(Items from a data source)
▽

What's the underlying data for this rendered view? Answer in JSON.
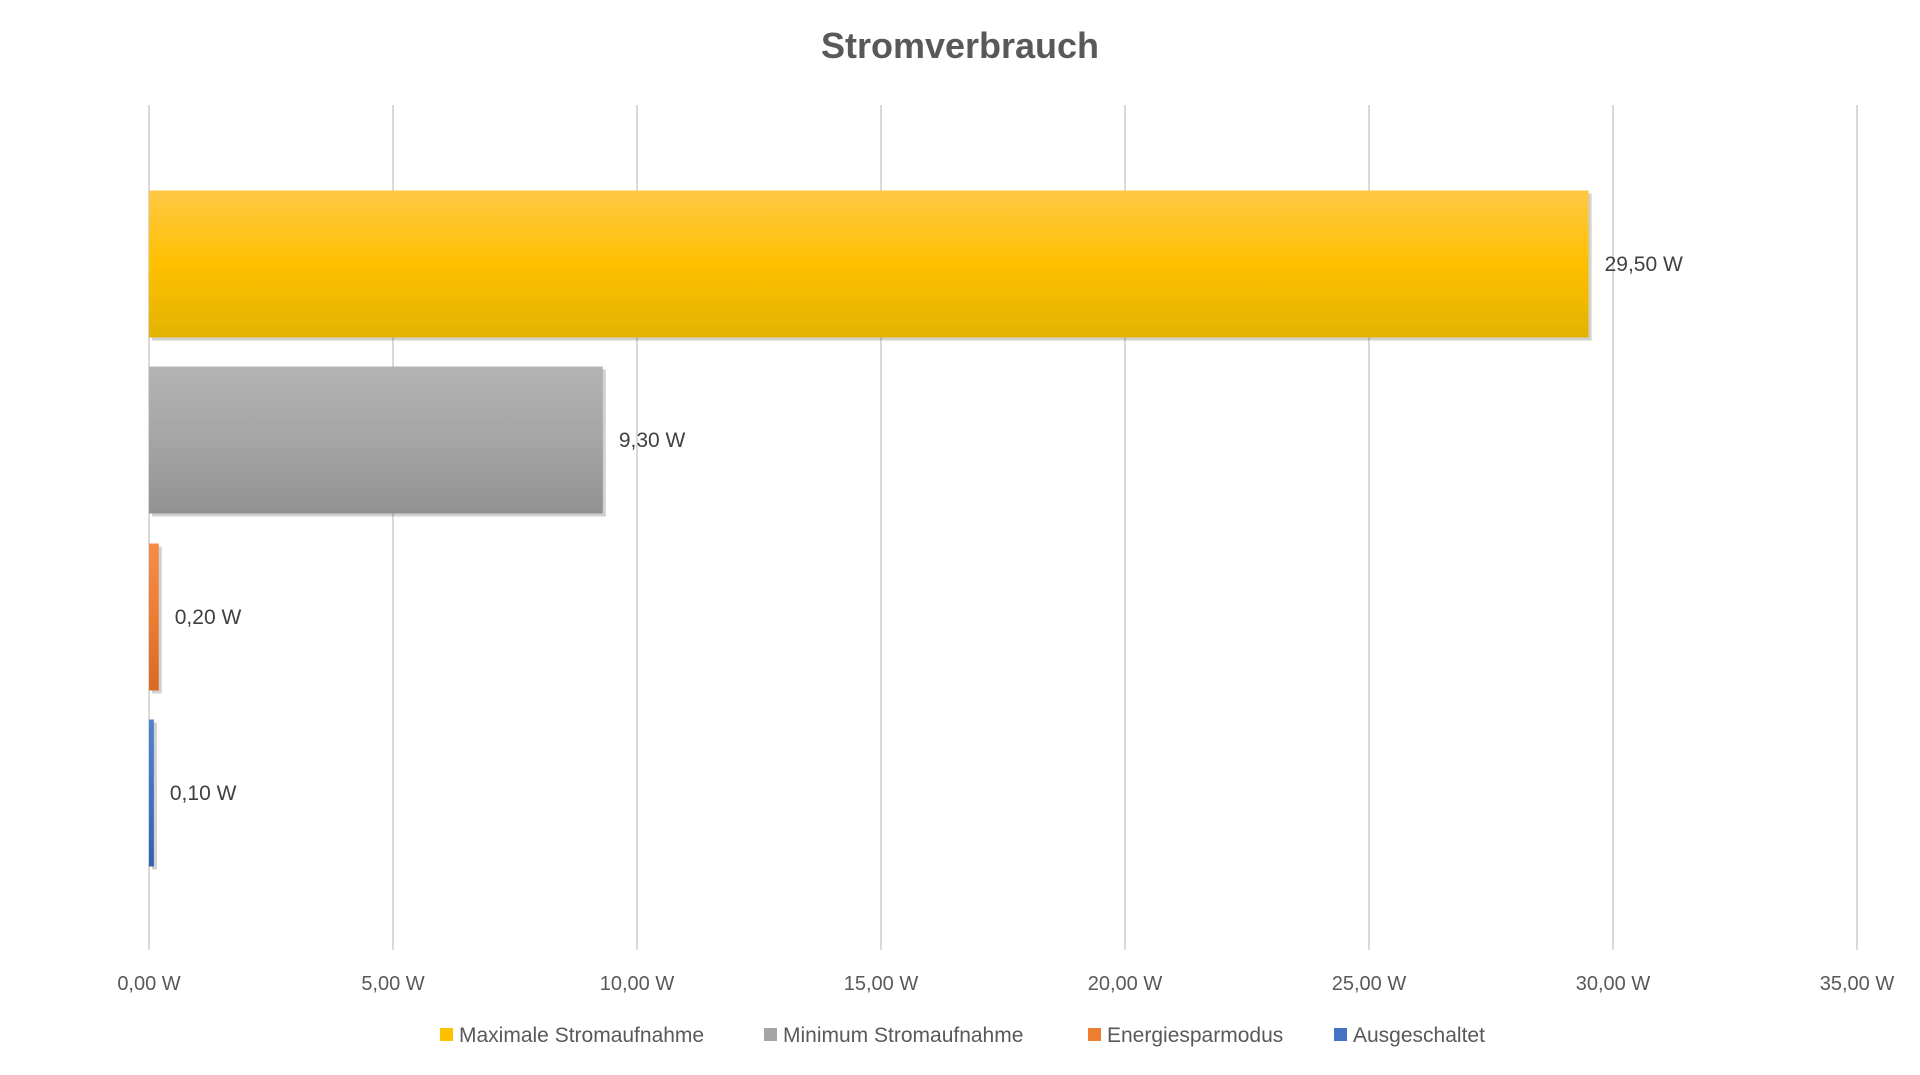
{
  "chart_data": {
    "type": "bar",
    "orientation": "horizontal",
    "title": "Stromverbrauch",
    "xlabel": "",
    "ylabel": "",
    "xlim": [
      0,
      35
    ],
    "x_ticks": [
      "0,00 W",
      "5,00 W",
      "10,00 W",
      "15,00 W",
      "20,00 W",
      "25,00 W",
      "30,00 W",
      "35,00 W"
    ],
    "grid": true,
    "legend_position": "bottom",
    "series": [
      {
        "name": "Maximale Stromaufnahme",
        "value": 29.5,
        "label": "29,50 W",
        "color": "#FFC000",
        "top": "#FFC845",
        "bottom": "#E3B300"
      },
      {
        "name": "Minimum Stromaufnahme",
        "value": 9.3,
        "label": "9,30 W",
        "color": "#A5A5A5",
        "top": "#B4B4B4",
        "bottom": "#929292"
      },
      {
        "name": "Energiesparmodus",
        "value": 0.2,
        "label": "0,20 W",
        "color": "#ED7D31",
        "top": "#F48C4A",
        "bottom": "#D96A20"
      },
      {
        "name": "Ausgeschaltet",
        "value": 0.1,
        "label": "0,10 W",
        "color": "#4472C4",
        "top": "#5580CC",
        "bottom": "#3560B0"
      }
    ]
  }
}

△

• _Problem_: Return all of the data exactly as written, and drop the pictures.

• _Answer for the task_:
What's the underlying data for this rendered view? Answer in JSON.
{
  "chart_data": {
    "type": "bar",
    "orientation": "horizontal",
    "title": "Stromverbrauch",
    "xlabel": "",
    "ylabel": "",
    "xlim": [
      0,
      35
    ],
    "x_ticks": [
      "0,00 W",
      "5,00 W",
      "10,00 W",
      "15,00 W",
      "20,00 W",
      "25,00 W",
      "30,00 W",
      "35,00 W"
    ],
    "grid": true,
    "legend_position": "bottom",
    "series": [
      {
        "name": "Maximale Stromaufnahme",
        "value": 29.5,
        "label": "29,50 W",
        "color": "#FFC000",
        "top": "#FFC845",
        "bottom": "#E3B300"
      },
      {
        "name": "Minimum Stromaufnahme",
        "value": 9.3,
        "label": "9,30 W",
        "color": "#A5A5A5",
        "top": "#B4B4B4",
        "bottom": "#929292"
      },
      {
        "name": "Energiesparmodus",
        "value": 0.2,
        "label": "0,20 W",
        "color": "#ED7D31",
        "top": "#F48C4A",
        "bottom": "#D96A20"
      },
      {
        "name": "Ausgeschaltet",
        "value": 0.1,
        "label": "0,10 W",
        "color": "#4472C4",
        "top": "#5580CC",
        "bottom": "#3560B0"
      }
    ]
  }
}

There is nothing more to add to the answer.